» **TASK DESCRIPTION**: Collect the lines of the entries where "from" shows up.
========================================
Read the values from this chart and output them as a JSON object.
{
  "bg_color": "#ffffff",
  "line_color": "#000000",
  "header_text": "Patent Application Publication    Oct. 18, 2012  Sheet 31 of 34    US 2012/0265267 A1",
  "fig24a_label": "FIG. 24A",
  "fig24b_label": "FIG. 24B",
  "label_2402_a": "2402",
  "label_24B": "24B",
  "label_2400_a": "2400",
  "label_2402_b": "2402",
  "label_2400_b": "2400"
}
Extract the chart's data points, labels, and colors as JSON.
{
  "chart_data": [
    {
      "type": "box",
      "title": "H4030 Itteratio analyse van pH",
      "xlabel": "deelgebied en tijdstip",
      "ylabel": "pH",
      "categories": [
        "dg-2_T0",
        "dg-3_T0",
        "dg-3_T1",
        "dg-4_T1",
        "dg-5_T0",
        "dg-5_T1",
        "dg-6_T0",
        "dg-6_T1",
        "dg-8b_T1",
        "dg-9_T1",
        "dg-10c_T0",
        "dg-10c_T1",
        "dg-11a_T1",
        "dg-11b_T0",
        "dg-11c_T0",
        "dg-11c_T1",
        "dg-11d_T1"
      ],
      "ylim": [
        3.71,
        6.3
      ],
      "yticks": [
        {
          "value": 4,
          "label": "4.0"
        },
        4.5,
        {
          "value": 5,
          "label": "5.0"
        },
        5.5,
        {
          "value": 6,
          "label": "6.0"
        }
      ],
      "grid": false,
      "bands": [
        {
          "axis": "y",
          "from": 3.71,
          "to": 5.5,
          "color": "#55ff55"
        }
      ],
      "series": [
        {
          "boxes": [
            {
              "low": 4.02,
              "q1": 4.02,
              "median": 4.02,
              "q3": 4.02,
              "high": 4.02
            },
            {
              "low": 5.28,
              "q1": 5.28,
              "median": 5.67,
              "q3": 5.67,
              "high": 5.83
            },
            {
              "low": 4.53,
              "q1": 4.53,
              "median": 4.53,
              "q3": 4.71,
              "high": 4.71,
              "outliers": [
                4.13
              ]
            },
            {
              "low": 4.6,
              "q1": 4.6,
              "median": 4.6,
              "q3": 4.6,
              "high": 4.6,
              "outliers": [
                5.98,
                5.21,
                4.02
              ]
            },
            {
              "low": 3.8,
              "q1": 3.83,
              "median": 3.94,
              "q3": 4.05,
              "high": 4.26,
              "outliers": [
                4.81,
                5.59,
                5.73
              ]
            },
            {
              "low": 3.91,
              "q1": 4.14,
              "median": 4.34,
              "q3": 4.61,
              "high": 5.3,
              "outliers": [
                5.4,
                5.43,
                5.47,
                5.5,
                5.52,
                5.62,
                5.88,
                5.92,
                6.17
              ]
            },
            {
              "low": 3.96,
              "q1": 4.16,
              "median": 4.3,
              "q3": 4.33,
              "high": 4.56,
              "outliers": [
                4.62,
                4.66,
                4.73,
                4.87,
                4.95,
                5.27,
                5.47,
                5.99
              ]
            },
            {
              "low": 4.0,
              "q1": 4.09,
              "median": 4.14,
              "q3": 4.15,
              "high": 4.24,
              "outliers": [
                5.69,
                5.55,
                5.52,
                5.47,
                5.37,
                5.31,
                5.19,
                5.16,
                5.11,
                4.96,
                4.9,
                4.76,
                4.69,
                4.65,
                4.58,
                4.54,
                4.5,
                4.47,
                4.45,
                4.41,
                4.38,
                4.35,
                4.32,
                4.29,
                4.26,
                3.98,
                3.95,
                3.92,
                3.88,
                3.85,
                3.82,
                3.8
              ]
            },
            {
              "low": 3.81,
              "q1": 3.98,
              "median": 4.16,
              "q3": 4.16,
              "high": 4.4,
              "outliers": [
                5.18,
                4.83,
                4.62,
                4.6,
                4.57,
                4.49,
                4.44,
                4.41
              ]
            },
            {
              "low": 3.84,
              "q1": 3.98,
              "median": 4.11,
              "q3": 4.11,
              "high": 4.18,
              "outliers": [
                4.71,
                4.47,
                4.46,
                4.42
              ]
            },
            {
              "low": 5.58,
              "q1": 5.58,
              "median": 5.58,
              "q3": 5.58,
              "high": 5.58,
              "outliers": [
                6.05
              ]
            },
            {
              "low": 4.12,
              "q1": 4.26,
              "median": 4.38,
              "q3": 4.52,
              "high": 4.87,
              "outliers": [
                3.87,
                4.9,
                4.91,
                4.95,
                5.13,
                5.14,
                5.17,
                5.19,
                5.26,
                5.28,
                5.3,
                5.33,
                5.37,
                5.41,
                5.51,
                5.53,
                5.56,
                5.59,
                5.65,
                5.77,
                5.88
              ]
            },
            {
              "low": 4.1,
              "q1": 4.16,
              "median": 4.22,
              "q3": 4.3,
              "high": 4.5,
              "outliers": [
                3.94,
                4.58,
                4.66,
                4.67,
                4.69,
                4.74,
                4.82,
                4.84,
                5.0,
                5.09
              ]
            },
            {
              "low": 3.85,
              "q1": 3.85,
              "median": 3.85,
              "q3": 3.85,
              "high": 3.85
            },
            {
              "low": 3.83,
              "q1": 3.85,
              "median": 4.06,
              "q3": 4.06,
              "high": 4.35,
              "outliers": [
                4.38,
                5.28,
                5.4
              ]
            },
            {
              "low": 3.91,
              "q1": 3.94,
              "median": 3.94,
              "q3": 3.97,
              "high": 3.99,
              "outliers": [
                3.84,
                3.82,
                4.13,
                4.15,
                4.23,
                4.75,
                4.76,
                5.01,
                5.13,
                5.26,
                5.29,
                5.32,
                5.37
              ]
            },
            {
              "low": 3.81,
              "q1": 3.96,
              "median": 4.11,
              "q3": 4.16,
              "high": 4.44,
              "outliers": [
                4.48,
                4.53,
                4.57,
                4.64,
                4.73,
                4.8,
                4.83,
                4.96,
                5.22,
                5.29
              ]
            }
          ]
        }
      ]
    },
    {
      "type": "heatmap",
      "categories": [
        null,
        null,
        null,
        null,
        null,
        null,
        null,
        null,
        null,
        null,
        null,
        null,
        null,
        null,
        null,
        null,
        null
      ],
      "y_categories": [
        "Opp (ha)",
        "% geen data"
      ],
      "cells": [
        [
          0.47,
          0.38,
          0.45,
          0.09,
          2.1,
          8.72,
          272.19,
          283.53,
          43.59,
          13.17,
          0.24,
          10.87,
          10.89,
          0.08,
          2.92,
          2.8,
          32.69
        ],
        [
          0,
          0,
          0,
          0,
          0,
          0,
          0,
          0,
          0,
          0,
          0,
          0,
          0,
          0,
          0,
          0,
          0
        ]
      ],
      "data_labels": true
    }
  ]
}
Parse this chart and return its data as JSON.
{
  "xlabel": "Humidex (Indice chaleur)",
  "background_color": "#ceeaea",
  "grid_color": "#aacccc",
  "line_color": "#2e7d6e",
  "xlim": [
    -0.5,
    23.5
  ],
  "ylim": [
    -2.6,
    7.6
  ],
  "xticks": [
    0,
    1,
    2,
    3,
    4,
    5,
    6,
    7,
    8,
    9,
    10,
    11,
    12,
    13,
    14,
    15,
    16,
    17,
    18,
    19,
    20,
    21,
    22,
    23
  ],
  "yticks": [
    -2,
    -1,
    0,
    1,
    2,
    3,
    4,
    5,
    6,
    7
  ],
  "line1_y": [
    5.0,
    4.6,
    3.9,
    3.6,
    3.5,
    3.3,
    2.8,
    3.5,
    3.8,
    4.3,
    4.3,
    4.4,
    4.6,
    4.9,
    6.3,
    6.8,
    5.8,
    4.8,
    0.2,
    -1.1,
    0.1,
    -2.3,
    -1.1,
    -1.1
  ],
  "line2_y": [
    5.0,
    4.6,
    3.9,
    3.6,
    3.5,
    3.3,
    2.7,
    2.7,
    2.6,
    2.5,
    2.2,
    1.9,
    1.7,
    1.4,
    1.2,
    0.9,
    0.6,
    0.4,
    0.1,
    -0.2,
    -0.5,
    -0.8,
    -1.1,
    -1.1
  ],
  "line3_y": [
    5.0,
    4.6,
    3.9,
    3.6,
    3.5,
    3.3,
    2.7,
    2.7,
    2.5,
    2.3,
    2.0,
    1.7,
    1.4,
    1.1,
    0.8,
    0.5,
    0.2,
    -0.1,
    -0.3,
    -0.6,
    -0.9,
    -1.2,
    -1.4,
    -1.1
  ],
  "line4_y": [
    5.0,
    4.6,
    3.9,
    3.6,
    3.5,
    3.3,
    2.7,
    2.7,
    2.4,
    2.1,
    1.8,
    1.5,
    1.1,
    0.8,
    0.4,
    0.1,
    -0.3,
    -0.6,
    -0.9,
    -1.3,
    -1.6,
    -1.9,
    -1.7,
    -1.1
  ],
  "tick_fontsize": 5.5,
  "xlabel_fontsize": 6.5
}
========================================
» **ANSWER TO THIS PROBLEM**:
Read the values from this chart and output them as a JSON object.
          "from": 3.71,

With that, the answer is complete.